TASK BRIEF » Omit the images, then print each record below exactly as it reads.

GIVEN ENTRIES start

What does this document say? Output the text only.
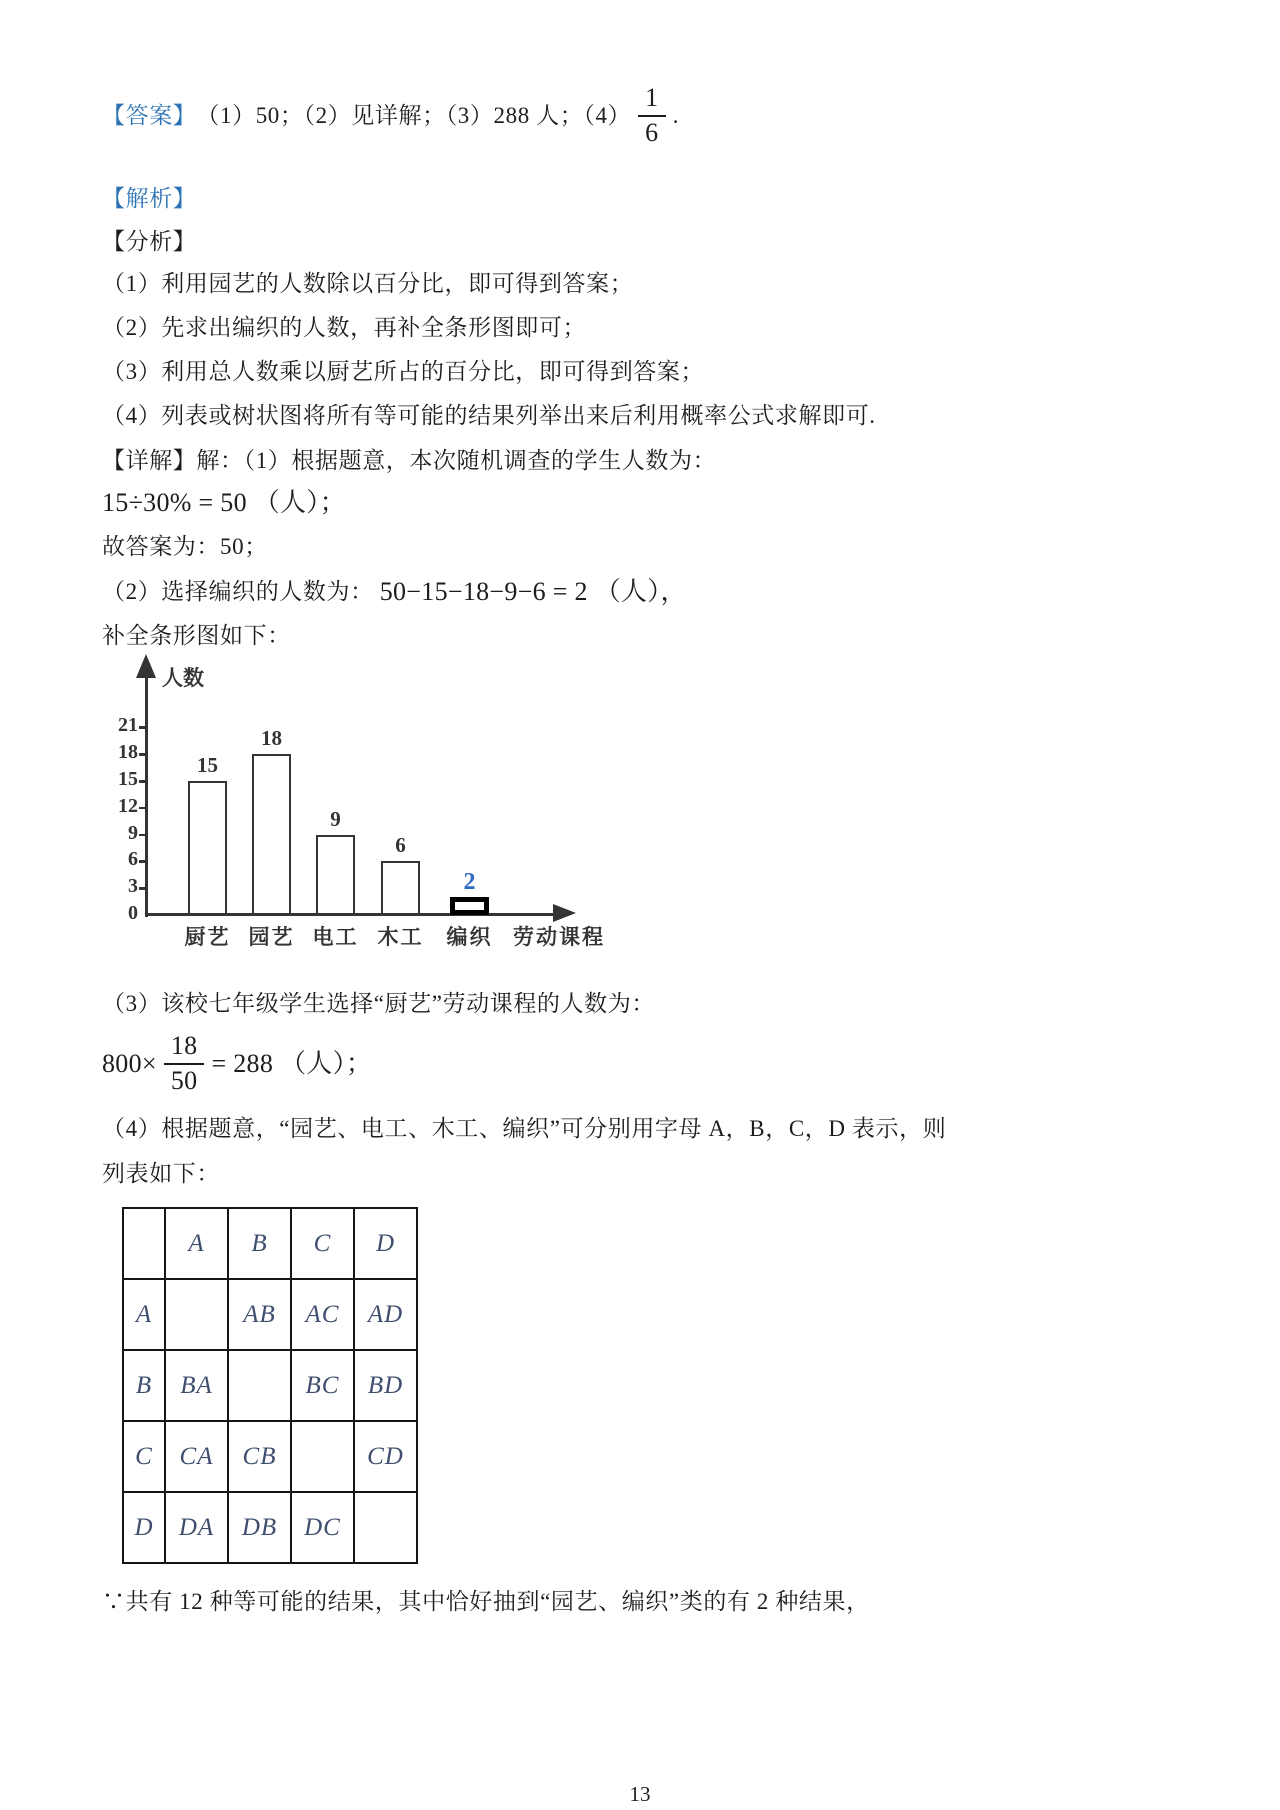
【答案】 （1）50；（2）见详解；（3）288 人；$(4) \frac{1}{6}$ .
【解析】
【分析】
（1）利用园艺的人数除以百分比，即可得到答案；
（2）先求出编织的人数，再补全条形图即可；
（3）利用总人数乘以厨艺所占的百分比，即可得到答案；
（4）列表或树状图将所有等可能的结果列举出来后利用概率公式求解即可.
【详解】解：（1）根据题意，本次随机调查的学生人数为：
15÷30% = 50 （人）；
故答案为：50；
（2）选择编织的人数为： 50−15−18−9−6 = 2 （人），
补全条形图如下：
人数
劳动课程
0
3
6
9
12
15
18
21
15
厨艺
18
园艺
9
电工
6
木工
2
编织
（3）该校七年级学生选择“厨艺”劳动课程的人数为：
$800\times \frac{18}{50} = 288$ （人）；
（4）根据题意，“园艺、电工、木工、编织”可分别用字母 A，B，C，D 表示，则
列表如下：
	A	B	C	D
A		AB	AC	AD
B	BA		BC	BD
C	CA	CB		CD
D	DA	DB	DC	
∵共有 12 种等可能的结果，其中恰好抽到“园艺、编织”类的有 2 种结果，
13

GIVEN ENTRIES end

SOLUTION FOR THIS TASK »
What does this document say? Output the text only.
【答案】 （1）50；（2）见详解；（3）288 人；$(4) \frac{1}{6}$ .
【解析】
【分析】
（1）利用园艺的人数除以百分比，即可得到答案；
（2）先求出编织的人数，再补全条形图即可；
（3）利用总人数乘以厨艺所占的百分比，即可得到答案；
（4）列表或树状图将所有等可能的结果列举出来后利用概率公式求解即可.
【详解】解：（1）根据题意，本次随机调查的学生人数为：
15÷30% = 50 （人）；
故答案为：50；
（2）选择编织的人数为： 50−15−18−9−6 = 2 （人），
补全条形图如下：
人数
劳动课程
0
3
6
9
12
15
18
21
15
厨艺
18
园艺
9
电工
6
木工
2
编织
（3）该校七年级学生选择“厨艺”劳动课程的人数为：
$800\times \frac{18}{50} = 288$ （人）；
（4）根据题意，“园艺、电工、木工、编织”可分别用字母 A，B，C，D 表示，则
列表如下：
	A	B	C	D
A		AB	AC	AD
B	BA		BC	BD
C	CA	CB		CD
D	DA	DB	DC	
∵共有 12 种等可能的结果，其中恰好抽到“园艺、编织”类的有 2 种结果，
13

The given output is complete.